-- START OF DATA FOR THIS EXERCISE --

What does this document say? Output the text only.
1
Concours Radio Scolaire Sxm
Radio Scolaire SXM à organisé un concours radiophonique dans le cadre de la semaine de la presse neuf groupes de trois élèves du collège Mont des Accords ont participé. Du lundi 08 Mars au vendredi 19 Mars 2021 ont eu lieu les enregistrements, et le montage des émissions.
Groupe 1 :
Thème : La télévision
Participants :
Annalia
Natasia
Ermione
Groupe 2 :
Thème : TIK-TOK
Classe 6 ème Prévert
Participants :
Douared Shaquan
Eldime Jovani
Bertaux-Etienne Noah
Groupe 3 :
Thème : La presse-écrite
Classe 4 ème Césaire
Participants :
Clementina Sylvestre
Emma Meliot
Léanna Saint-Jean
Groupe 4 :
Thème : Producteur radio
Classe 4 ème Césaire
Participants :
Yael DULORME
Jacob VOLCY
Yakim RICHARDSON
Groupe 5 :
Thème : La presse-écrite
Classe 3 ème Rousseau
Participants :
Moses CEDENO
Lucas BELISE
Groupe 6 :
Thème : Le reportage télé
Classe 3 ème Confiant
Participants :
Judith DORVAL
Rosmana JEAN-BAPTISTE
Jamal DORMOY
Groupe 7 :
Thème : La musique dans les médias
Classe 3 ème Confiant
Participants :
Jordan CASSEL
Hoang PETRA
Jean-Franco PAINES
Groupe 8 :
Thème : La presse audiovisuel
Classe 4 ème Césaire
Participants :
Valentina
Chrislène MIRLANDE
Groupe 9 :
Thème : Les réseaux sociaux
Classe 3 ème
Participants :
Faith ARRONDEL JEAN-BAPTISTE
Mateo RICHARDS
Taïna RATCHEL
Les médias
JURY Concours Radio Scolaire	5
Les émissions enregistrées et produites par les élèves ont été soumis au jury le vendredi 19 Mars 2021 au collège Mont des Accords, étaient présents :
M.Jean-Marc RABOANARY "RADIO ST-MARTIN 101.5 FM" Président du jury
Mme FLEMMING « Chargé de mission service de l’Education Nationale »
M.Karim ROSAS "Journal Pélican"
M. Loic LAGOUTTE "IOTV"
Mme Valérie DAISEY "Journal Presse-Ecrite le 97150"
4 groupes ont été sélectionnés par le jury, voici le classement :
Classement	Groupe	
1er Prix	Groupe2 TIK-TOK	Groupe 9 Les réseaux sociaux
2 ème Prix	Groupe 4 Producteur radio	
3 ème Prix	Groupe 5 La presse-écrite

-- END OF DATA FOR THIS EXERCISE --
-- START OF DATA FOR THIS EXERCISE --

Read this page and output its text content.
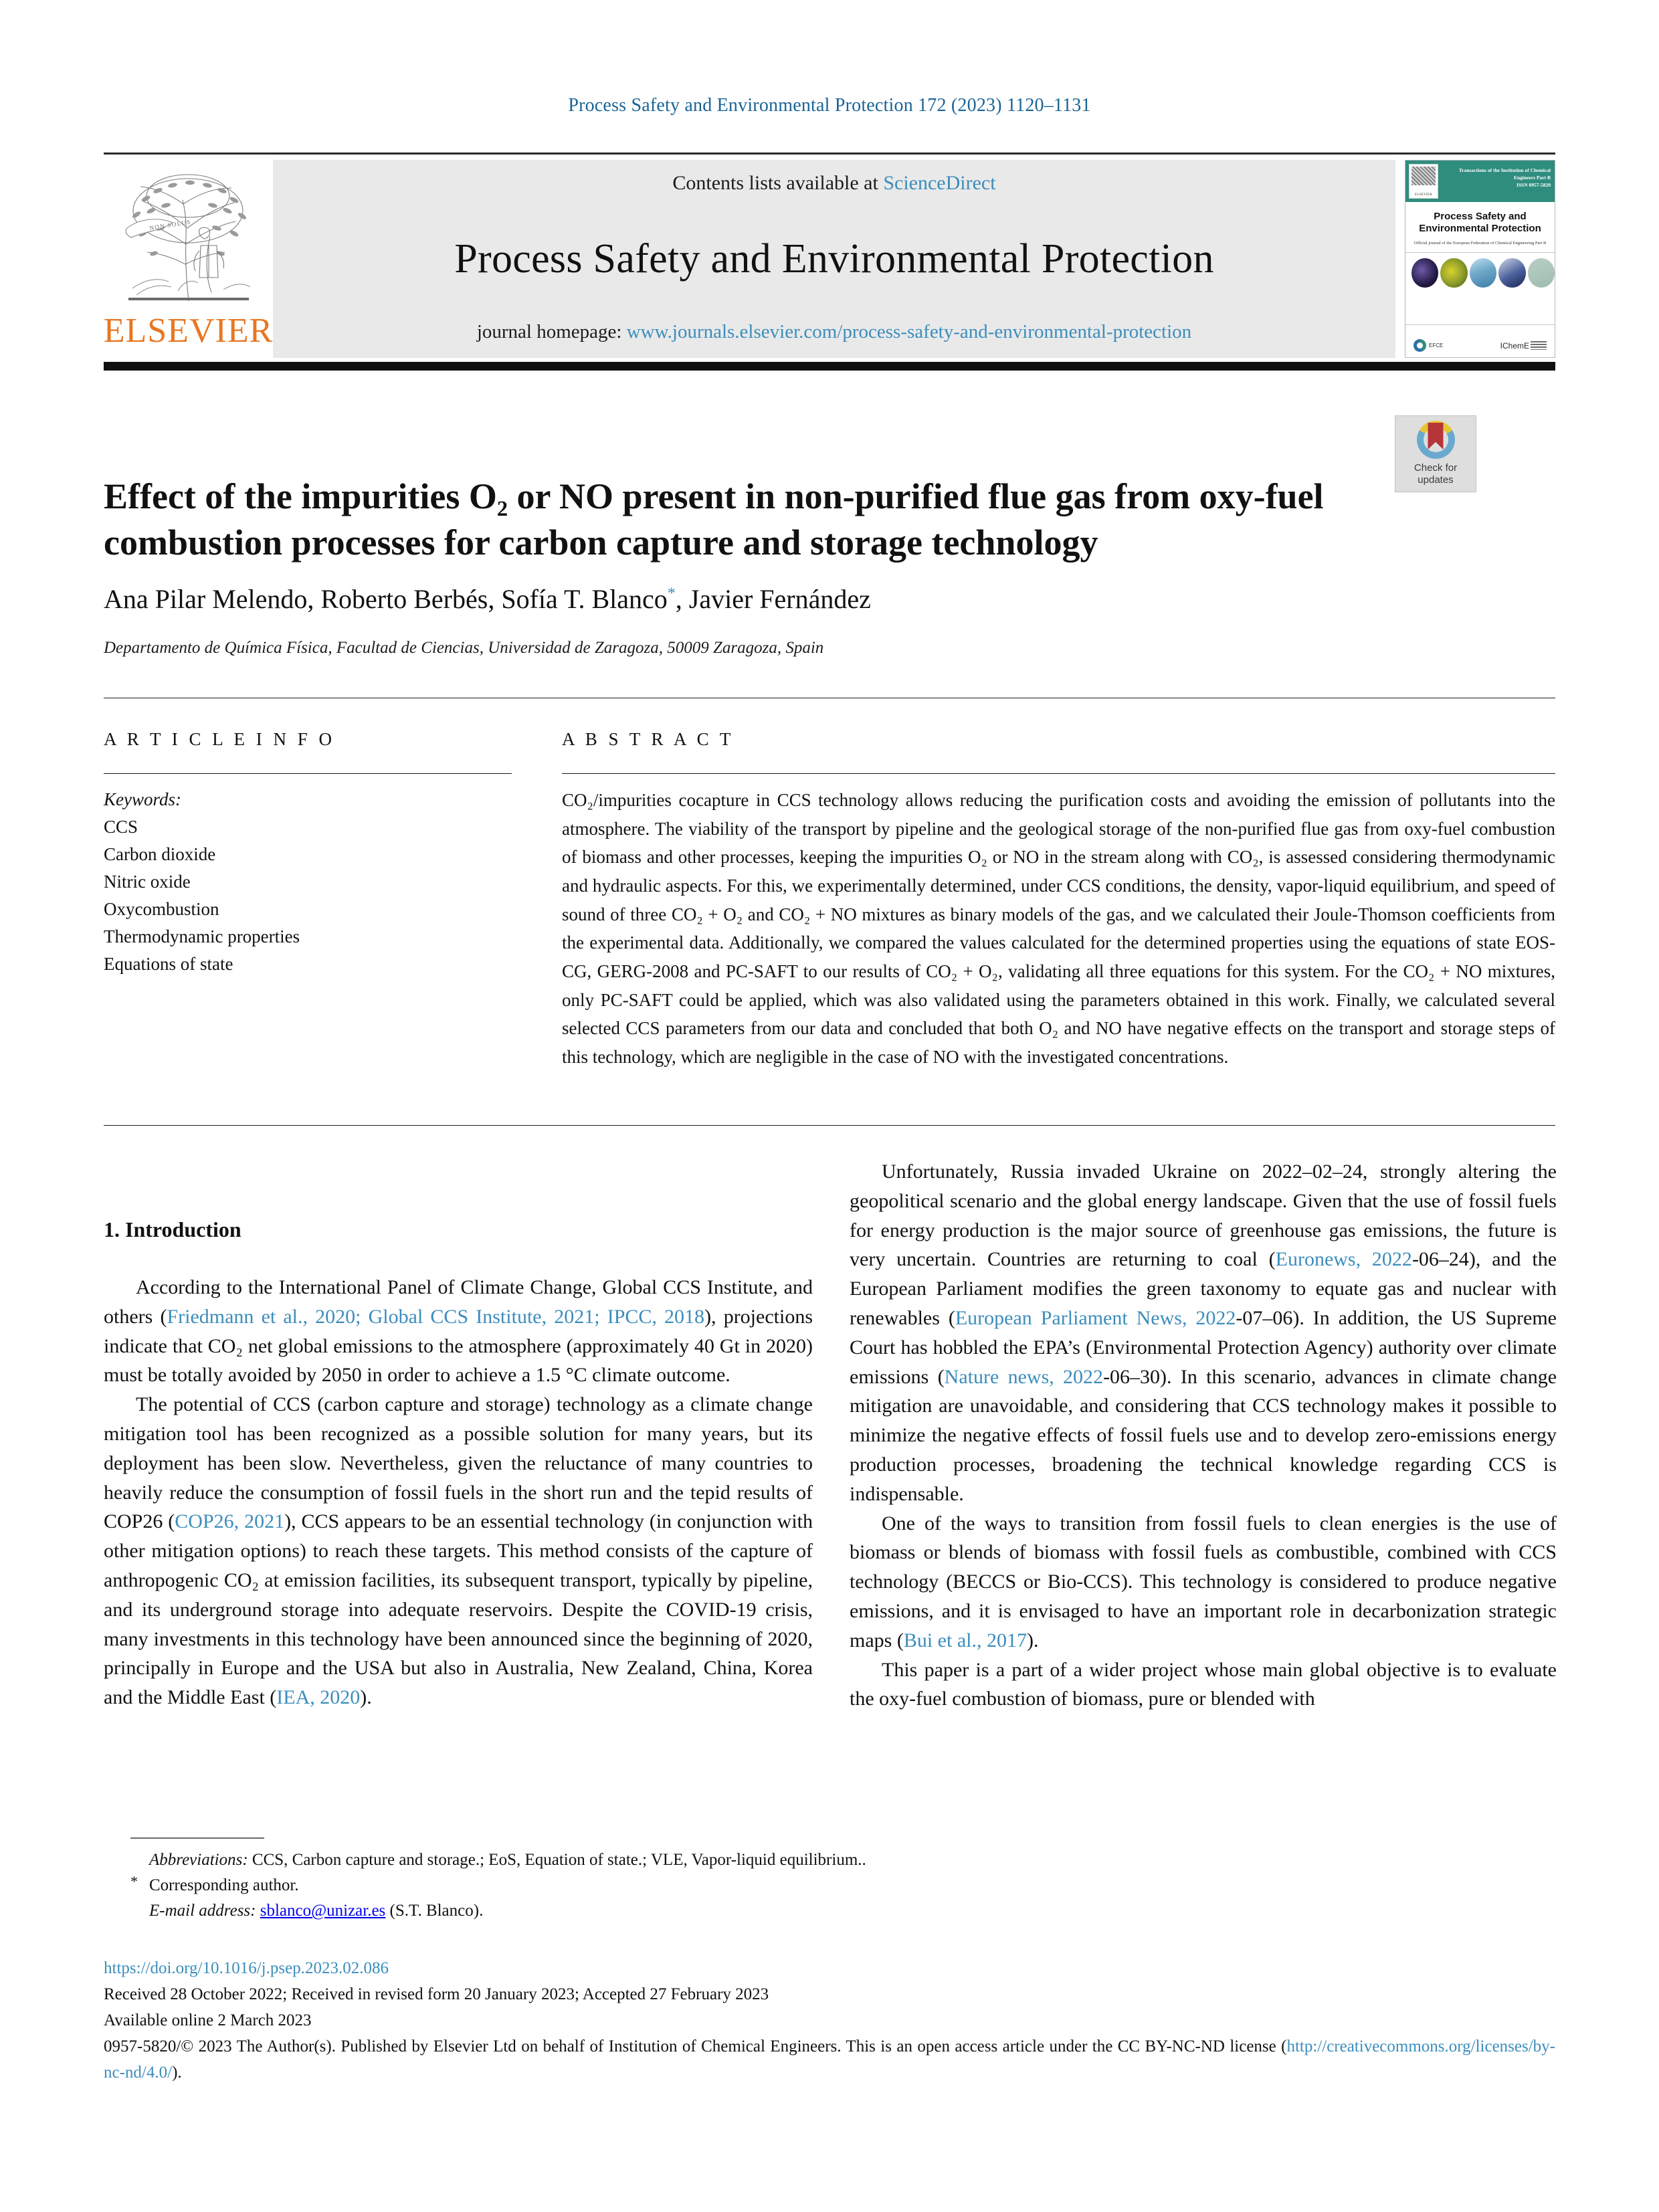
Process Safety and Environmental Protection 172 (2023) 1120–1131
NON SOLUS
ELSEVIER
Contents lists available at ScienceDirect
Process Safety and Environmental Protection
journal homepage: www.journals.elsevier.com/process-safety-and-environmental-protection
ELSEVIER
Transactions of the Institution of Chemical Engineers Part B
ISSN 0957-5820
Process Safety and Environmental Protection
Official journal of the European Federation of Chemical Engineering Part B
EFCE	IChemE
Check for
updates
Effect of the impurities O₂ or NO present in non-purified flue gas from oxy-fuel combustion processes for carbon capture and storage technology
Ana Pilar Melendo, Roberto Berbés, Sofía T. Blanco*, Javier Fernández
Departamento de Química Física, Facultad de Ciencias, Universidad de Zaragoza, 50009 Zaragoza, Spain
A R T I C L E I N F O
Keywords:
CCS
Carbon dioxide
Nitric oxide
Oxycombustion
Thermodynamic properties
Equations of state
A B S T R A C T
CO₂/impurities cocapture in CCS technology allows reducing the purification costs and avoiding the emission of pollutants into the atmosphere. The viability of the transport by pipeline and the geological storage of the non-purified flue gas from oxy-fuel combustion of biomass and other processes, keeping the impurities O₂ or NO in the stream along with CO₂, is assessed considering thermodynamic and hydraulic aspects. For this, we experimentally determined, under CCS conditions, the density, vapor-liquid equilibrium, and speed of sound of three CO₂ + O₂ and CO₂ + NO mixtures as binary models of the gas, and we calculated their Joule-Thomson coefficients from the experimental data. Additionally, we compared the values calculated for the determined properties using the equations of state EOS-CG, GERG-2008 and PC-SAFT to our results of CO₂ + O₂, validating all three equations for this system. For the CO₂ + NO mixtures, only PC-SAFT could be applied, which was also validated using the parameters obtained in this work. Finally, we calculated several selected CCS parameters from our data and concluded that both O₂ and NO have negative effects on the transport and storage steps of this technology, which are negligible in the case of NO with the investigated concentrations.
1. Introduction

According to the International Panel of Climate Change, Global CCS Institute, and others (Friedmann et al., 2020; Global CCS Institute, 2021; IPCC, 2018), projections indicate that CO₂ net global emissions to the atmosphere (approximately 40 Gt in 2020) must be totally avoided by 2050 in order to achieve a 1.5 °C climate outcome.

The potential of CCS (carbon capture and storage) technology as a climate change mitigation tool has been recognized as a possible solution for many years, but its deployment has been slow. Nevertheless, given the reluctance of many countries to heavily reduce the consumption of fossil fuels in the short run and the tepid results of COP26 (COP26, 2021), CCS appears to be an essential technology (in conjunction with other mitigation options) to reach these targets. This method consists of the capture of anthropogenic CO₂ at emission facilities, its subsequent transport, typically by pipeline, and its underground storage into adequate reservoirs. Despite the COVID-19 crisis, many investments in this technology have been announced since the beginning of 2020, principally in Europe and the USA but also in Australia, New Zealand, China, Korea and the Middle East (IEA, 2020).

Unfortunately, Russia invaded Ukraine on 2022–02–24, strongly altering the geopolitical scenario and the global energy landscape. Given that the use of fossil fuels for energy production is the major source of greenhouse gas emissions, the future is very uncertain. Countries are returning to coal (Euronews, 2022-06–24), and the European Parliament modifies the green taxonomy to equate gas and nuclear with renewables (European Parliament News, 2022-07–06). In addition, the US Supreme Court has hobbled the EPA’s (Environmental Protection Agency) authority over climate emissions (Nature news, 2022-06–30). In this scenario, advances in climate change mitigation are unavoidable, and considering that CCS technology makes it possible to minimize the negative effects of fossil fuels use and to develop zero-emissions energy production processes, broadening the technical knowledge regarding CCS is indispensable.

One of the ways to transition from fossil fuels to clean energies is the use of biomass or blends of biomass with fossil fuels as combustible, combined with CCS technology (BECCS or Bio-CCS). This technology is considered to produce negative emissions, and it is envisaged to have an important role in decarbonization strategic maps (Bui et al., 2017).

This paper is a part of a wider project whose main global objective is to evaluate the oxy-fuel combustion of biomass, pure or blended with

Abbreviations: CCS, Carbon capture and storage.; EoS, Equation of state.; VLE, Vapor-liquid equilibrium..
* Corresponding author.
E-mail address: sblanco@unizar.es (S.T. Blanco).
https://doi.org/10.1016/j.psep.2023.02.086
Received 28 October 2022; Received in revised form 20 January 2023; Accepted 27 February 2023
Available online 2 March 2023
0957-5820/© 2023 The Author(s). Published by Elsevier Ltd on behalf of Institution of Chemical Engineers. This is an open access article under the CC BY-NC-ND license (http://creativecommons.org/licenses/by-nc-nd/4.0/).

-- END OF DATA FOR THIS EXERCISE --
-- START OF DATA FOR THIS EXERCISE --

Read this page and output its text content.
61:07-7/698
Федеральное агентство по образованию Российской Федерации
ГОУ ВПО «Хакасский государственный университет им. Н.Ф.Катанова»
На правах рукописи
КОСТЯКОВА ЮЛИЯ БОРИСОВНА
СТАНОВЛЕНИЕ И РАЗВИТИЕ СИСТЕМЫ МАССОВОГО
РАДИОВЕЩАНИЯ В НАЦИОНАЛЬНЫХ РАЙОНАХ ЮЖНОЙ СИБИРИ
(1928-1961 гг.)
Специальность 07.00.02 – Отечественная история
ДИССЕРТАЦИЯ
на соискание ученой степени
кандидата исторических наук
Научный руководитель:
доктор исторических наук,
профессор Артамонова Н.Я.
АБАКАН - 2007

-- END OF DATA FOR THIS EXERCISE --

[WHAT YOU WILL DO]
Show all lines in the entries above where the string "atmosphere" appears.

[WORKED SOLUTION]
CO₂/impurities cocapture in CCS technology allows reducing the purification costs and avoiding the emission of pollutants into the atmosphere. The viability of the transport by pipeline and the geological storage of the non-purified flue gas from oxy-fuel combustion of biomass and other processes, keeping the impurities O₂ or NO in the stream along with CO₂, is assessed considering thermodynamic and hydraulic aspects. For this, we experimentally determined, under CCS conditions, the density, vapor-liquid equilibrium, and speed of sound of three CO₂ + O₂ and CO₂ + NO mixtures as binary models of the gas, and we calculated their Joule-Thomson coefficients from the experimental data. Additionally, we compared the values calculated for the determined properties using the equations of state EOS-CG, GERG-2008 and PC-SAFT to our results of CO₂ + O₂, validating all three equations for this system. For the CO₂ + NO mixtures, only PC-SAFT could be applied, which was also validated using the parameters obtained in this work. Finally, we calculated several selected CCS parameters from our data and concluded that both O₂ and NO have negative effects on the transport and storage steps of this technology, which are negligible in the case of NO with the investigated concentrations.
According to the International Panel of Climate Change, Global CCS Institute, and others (Friedmann et al., 2020; Global CCS Institute, 2021; IPCC, 2018), projections indicate that CO₂ net global emissions to the atmosphere (approximately 40 Gt in 2020) must be totally avoided by 2050 in order to achieve a 1.5 °C climate outcome.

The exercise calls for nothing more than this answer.